:: Records for this exercise

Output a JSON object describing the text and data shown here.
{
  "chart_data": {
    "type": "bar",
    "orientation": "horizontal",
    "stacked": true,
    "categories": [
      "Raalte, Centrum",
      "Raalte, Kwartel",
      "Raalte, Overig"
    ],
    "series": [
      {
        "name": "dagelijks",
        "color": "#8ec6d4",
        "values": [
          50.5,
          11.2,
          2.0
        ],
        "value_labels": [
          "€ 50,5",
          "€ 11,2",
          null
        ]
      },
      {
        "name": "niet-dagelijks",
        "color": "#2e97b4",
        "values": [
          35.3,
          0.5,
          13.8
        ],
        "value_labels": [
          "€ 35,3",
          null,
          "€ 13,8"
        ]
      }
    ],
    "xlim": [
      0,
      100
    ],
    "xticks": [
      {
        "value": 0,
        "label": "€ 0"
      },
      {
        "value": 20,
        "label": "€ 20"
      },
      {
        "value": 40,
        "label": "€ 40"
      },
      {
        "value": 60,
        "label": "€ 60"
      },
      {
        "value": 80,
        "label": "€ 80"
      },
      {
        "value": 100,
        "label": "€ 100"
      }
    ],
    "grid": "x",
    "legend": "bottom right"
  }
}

::::

Your objective –
Above are records; say how many of their lines contain the word "name", giving only the number.

Result of the exercise –
2